Stored items
□ □ □
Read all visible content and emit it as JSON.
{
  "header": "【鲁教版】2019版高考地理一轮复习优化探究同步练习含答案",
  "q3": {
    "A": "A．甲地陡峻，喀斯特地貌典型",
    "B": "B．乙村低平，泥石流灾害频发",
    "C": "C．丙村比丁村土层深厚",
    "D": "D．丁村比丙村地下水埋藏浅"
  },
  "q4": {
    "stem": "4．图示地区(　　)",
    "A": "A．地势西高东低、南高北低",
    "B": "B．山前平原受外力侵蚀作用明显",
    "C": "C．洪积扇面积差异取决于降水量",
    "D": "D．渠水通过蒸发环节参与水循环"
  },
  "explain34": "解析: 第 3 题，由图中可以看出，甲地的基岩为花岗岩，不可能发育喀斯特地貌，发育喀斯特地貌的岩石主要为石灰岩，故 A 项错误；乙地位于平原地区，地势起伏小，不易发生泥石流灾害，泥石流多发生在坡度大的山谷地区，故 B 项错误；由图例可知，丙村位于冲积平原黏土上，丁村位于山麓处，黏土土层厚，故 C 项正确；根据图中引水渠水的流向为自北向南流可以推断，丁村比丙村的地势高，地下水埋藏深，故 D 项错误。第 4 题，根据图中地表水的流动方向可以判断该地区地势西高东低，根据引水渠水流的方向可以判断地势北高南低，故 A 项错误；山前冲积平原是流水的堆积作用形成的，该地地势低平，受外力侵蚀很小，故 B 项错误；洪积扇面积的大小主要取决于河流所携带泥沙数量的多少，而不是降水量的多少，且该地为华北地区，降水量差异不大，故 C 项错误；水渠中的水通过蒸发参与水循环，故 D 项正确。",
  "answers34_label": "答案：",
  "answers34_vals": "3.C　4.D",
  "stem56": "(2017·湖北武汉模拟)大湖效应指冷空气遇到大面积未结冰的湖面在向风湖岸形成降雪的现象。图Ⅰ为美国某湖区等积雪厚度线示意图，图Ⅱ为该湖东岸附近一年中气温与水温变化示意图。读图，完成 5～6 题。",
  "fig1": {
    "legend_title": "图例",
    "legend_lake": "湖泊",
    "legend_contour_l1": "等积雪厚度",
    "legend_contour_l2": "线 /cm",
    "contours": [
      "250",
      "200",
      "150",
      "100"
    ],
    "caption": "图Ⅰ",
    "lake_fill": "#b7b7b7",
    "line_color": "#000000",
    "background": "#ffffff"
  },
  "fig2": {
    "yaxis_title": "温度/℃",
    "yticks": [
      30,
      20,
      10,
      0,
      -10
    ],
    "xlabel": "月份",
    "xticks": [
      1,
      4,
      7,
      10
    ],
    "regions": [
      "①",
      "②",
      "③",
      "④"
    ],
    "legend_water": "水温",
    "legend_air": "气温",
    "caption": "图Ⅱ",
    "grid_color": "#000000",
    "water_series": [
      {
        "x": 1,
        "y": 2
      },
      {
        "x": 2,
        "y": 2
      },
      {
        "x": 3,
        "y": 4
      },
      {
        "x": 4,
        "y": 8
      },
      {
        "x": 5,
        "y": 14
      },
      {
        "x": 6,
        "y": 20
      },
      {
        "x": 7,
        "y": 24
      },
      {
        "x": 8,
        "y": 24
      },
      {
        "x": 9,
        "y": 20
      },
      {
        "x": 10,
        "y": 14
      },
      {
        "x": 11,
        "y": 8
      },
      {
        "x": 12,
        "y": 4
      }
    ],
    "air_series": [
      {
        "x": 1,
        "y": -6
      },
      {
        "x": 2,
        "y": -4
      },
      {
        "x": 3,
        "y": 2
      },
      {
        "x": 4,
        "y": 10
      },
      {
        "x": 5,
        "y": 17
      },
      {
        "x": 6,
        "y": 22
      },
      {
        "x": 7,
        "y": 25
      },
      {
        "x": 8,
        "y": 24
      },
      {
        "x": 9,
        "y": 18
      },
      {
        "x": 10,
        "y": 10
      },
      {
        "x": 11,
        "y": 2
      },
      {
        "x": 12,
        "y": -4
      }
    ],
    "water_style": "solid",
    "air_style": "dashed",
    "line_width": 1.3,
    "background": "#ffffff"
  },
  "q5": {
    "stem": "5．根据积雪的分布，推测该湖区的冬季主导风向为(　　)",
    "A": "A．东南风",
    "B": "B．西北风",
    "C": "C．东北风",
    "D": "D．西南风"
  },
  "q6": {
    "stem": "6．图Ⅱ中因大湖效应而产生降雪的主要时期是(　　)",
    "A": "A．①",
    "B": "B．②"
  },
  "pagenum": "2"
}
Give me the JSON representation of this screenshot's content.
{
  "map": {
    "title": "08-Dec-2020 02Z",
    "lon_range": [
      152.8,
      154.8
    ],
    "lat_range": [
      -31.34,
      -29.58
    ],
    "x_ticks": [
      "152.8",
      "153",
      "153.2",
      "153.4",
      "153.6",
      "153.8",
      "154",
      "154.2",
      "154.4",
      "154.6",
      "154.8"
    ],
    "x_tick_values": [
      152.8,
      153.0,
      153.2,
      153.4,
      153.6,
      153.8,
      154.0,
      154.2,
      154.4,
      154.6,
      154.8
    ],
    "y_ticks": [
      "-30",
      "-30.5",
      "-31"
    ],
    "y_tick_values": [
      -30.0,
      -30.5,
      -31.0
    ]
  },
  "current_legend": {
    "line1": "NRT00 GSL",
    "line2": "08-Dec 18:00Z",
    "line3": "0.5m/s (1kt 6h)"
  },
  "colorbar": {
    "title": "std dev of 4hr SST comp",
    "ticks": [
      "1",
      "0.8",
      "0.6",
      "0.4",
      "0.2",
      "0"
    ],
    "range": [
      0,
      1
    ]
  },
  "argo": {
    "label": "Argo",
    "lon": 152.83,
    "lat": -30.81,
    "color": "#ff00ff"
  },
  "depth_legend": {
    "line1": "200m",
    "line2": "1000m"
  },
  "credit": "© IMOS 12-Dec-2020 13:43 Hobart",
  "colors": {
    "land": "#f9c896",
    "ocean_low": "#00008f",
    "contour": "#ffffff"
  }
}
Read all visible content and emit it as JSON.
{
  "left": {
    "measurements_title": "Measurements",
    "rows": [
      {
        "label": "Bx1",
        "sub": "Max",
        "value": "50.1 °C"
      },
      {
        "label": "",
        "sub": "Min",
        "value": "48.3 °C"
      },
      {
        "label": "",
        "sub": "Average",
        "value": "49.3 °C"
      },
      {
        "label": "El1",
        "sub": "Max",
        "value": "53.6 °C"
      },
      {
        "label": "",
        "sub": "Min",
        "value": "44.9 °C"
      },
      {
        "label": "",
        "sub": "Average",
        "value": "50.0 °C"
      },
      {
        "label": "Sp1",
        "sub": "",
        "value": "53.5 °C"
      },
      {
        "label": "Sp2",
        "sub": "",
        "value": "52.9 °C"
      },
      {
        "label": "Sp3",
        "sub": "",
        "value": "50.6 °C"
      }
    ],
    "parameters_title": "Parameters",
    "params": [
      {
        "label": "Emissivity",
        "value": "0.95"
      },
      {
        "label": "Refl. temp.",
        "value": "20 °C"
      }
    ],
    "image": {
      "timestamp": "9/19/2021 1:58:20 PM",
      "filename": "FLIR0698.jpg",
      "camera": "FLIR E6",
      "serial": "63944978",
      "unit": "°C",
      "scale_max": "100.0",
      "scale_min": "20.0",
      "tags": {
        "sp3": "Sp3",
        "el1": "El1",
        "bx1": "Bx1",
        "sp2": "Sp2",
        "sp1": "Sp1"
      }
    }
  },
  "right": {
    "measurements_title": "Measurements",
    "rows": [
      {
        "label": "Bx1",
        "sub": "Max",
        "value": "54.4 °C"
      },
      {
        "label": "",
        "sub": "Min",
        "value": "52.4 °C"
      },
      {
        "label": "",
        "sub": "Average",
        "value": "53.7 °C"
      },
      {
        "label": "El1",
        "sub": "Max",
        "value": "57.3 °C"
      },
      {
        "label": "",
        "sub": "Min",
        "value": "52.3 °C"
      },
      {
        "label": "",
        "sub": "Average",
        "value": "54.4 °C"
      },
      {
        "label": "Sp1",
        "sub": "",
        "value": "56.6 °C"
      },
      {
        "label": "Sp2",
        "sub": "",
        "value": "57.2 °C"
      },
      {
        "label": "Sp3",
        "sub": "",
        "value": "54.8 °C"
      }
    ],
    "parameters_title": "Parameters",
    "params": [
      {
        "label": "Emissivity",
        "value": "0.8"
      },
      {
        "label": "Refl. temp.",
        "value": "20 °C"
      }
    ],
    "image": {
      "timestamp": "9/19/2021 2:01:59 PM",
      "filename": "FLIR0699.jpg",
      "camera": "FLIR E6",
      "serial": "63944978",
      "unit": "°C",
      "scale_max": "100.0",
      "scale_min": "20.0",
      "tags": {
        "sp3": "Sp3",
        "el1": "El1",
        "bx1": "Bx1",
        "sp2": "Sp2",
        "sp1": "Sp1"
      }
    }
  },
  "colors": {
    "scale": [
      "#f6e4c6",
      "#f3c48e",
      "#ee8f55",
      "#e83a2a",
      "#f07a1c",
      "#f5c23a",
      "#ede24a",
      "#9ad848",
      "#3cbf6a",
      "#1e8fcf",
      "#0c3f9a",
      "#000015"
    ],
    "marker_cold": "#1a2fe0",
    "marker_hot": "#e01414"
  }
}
□ □ □
#### [REQUIREMENT]
In the material above, show every line where the word "timestamp" turns up.

#### [REPLY TO THE EXERCISE]
      "timestamp": "9/19/2021 1:58:20 PM",
      "timestamp": "9/19/2021 2:01:59 PM",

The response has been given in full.